**Exercise**.
Show each line that has the string "cannot" in it.

**Entries supplied**.
==================================================
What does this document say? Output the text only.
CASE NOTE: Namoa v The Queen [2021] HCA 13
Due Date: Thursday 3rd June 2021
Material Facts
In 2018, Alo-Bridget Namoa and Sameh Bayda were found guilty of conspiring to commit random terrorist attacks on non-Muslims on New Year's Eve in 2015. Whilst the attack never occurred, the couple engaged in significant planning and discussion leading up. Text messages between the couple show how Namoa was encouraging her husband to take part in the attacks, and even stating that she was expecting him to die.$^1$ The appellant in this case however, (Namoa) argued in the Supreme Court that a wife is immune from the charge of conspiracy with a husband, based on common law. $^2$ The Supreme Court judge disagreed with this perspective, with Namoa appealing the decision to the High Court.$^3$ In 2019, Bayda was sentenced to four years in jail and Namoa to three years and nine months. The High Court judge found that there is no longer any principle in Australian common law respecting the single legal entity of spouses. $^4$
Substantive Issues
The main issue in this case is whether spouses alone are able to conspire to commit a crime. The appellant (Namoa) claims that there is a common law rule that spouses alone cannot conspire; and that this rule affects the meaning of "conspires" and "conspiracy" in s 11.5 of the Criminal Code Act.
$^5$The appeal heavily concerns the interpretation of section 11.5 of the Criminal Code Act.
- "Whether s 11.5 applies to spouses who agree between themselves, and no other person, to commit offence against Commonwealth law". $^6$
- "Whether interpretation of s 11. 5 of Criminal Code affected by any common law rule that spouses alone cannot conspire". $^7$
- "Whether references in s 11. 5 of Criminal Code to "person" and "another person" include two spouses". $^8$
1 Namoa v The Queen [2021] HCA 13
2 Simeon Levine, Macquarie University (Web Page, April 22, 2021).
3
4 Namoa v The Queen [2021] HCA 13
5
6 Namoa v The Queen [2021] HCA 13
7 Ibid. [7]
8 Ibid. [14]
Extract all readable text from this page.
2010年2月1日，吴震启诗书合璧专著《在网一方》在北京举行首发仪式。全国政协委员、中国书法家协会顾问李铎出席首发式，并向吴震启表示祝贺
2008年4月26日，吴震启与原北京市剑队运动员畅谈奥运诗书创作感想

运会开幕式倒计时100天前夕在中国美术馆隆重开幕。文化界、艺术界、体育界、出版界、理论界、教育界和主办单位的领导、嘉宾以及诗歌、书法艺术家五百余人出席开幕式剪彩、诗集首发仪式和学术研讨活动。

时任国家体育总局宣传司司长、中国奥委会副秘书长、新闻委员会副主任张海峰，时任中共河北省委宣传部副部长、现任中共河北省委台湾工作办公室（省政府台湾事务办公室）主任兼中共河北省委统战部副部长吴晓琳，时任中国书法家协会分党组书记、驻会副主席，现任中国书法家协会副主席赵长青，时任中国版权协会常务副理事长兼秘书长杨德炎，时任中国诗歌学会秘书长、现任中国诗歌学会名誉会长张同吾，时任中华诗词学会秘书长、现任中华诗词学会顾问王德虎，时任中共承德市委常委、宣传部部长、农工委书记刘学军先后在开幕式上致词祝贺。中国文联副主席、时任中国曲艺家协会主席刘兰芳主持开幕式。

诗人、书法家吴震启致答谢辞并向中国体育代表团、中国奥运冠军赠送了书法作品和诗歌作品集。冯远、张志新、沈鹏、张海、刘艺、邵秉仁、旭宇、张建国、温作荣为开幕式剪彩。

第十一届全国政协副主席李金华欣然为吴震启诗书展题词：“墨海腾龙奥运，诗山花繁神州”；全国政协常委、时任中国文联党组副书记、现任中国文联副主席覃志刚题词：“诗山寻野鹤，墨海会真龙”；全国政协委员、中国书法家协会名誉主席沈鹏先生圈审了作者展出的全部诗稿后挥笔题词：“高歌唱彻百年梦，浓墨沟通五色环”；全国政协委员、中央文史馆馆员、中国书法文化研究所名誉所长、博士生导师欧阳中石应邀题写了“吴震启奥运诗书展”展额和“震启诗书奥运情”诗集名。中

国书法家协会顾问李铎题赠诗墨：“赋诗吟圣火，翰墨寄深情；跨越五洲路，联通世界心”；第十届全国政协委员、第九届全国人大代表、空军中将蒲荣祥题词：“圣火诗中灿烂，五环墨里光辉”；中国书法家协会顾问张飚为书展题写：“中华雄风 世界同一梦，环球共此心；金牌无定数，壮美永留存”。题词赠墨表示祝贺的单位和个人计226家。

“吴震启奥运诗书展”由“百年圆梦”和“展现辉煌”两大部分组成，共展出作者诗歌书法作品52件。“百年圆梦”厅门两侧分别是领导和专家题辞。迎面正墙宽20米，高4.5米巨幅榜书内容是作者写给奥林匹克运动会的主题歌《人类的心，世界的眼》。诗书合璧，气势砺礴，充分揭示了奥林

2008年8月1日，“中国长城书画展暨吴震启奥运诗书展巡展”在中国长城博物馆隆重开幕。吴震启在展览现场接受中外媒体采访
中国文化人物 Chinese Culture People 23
==================================================
**Solved exercise**.
The main issue in this case is whether spouses alone are able to conspire to commit a crime. The appellant (Namoa) claims that there is a common law rule that spouses alone cannot conspire; and that this rule affects the meaning of "conspires" and "conspiracy" in s 11.5 of the Criminal Code Act.
- "Whether interpretation of s 11. 5 of Criminal Code affected by any common law rule that spouses alone cannot conspire". $^7$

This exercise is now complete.